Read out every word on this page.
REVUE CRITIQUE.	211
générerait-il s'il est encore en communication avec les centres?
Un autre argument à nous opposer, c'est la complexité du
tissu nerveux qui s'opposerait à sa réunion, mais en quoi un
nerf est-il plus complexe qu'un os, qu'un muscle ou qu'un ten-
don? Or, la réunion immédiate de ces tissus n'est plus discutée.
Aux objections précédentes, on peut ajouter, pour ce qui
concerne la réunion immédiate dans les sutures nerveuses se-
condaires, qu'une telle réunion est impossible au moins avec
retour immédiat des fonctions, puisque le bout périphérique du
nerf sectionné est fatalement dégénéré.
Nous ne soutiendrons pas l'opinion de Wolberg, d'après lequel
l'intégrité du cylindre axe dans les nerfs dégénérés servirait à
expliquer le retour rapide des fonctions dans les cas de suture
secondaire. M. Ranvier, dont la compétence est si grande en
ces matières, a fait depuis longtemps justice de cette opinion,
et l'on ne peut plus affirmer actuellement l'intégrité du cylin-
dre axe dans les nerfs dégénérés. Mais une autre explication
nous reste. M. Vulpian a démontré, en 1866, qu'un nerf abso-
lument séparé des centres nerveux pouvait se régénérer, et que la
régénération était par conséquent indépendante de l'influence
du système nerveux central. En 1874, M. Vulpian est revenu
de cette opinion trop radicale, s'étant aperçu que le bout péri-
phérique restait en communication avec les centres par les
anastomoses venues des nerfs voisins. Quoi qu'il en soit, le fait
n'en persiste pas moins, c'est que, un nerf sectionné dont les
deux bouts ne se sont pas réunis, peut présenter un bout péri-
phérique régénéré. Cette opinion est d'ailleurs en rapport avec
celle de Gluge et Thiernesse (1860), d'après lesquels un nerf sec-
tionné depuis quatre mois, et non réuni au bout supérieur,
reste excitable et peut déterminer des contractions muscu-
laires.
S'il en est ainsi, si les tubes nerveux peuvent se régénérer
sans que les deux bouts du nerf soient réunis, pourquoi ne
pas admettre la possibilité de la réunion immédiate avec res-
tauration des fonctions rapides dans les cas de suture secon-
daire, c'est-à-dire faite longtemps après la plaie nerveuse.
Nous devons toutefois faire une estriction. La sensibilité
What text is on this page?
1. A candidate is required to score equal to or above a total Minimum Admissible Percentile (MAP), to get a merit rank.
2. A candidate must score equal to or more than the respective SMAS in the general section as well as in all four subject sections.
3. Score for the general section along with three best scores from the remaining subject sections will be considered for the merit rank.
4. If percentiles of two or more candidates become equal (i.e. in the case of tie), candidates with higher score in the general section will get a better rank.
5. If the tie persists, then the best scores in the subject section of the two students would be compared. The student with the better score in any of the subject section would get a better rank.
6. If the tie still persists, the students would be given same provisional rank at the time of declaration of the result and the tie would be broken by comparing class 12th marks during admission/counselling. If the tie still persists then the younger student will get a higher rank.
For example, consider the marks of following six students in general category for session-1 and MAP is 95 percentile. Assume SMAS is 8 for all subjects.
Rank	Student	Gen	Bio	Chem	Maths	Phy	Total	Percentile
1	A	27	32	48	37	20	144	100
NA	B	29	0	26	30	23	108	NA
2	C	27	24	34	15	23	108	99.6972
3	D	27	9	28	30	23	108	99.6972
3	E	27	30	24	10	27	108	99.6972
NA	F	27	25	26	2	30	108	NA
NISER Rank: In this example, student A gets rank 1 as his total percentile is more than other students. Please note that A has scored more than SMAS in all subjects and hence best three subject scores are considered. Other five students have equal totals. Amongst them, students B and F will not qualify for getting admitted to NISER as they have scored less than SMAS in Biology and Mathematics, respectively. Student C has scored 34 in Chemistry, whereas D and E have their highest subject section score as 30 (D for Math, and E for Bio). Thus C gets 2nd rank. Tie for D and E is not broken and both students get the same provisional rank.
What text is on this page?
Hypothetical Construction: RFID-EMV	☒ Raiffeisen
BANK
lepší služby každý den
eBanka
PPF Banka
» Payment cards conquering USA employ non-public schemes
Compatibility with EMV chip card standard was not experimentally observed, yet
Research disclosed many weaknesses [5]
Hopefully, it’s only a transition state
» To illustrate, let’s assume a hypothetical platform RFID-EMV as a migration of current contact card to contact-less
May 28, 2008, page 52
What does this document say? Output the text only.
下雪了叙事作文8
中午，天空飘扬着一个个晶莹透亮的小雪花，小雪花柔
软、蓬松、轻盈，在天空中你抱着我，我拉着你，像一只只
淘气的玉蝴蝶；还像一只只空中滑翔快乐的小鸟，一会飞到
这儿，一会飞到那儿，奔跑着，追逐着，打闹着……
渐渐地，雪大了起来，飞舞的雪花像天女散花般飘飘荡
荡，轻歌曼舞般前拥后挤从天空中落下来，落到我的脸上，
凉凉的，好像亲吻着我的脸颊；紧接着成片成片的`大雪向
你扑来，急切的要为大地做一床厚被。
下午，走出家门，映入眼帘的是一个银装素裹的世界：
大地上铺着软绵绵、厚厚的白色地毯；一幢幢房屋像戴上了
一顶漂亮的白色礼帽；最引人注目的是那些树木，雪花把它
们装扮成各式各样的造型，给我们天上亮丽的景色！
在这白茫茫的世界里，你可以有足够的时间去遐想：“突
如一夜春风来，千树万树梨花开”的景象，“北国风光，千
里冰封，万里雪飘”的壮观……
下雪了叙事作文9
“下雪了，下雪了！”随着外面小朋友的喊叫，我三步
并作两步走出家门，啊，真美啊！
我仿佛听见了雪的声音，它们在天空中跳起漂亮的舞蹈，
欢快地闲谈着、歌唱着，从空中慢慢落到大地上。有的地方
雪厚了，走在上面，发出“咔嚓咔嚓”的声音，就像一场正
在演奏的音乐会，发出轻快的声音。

※

§ AIM: Count up the lines in the listing that hold the word "avec", and give that number only.

§ EXERCISE ANSWER: 5